# WHAT YOU WILL DO
Repeat each line word for word.

Records from a collection

- - - - - - -

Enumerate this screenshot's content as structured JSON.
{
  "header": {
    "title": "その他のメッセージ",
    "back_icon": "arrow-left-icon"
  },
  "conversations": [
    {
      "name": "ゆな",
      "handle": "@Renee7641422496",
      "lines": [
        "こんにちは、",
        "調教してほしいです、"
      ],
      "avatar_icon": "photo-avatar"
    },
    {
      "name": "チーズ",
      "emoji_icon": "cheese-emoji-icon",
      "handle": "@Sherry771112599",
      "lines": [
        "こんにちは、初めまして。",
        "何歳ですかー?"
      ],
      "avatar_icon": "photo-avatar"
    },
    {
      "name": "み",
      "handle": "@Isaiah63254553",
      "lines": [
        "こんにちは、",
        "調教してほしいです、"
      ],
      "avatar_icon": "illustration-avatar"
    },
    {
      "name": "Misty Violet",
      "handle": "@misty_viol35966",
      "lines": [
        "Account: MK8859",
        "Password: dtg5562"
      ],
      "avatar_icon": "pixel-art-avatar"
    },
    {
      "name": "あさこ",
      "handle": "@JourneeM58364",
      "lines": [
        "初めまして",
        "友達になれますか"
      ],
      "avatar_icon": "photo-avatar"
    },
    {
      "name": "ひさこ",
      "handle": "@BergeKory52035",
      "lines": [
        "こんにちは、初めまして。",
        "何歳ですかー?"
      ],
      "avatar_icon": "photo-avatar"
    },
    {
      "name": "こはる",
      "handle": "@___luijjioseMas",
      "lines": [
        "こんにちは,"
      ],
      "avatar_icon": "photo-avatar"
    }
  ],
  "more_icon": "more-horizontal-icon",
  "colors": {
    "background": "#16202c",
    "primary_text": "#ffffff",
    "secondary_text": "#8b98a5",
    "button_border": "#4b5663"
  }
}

- - - - - - -

# REPLY TO THE TASK
Enumerate this screenshot's content as structured JSON.
{
  "header": {
    "title": "その他のメッセージ",
    "back_icon": "arrow-left-icon"
  },
  "conversations": [
    {
      "name": "ゆな",
      "handle": "@Renee7641422496",
      "lines": [
        "こんにちは、",
        "調教してほしいです、"
      ],
      "avatar_icon": "photo-avatar"
    },
    {
      "name": "チーズ",
      "emoji_icon": "cheese-emoji-icon",
      "handle": "@Sherry771112599",
      "lines": [
        "こんにちは、初めまして。",
        "何歳ですかー?"
      ],
      "avatar_icon": "photo-avatar"
    },
    {
      "name": "み",
      "handle": "@Isaiah63254553",
      "lines": [
        "こんにちは、",
        "調教してほしいです、"
      ],
      "avatar_icon": "illustration-avatar"
    },
    {
      "name": "Misty Violet",
      "handle": "@misty_viol35966",
      "lines": [
        "Account: MK8859",
        "Password: dtg5562"
      ],
      "avatar_icon": "pixel-art-avatar"
    },
    {
      "name": "あさこ",
      "handle": "@JourneeM58364",
      "lines": [
        "初めまして",
        "友達になれますか"
      ],
      "avatar_icon": "photo-avatar"
    },
    {
      "name": "ひさこ",
      "handle": "@BergeKory52035",
      "lines": [
        "こんにちは、初めまして。",
        "何歳ですかー?"
      ],
      "avatar_icon": "photo-avatar"
    },
    {
      "name": "こはる",
      "handle": "@___luijjioseMas",
      "lines": [
        "こんにちは,"
      ],
      "avatar_icon": "photo-avatar"
    }
  ],
  "more_icon": "more-horizontal-icon",
  "colors": {
    "background": "#16202c",
    "primary_text": "#ffffff",
    "secondary_text": "#8b98a5",
    "button_border": "#4b5663"
  }
}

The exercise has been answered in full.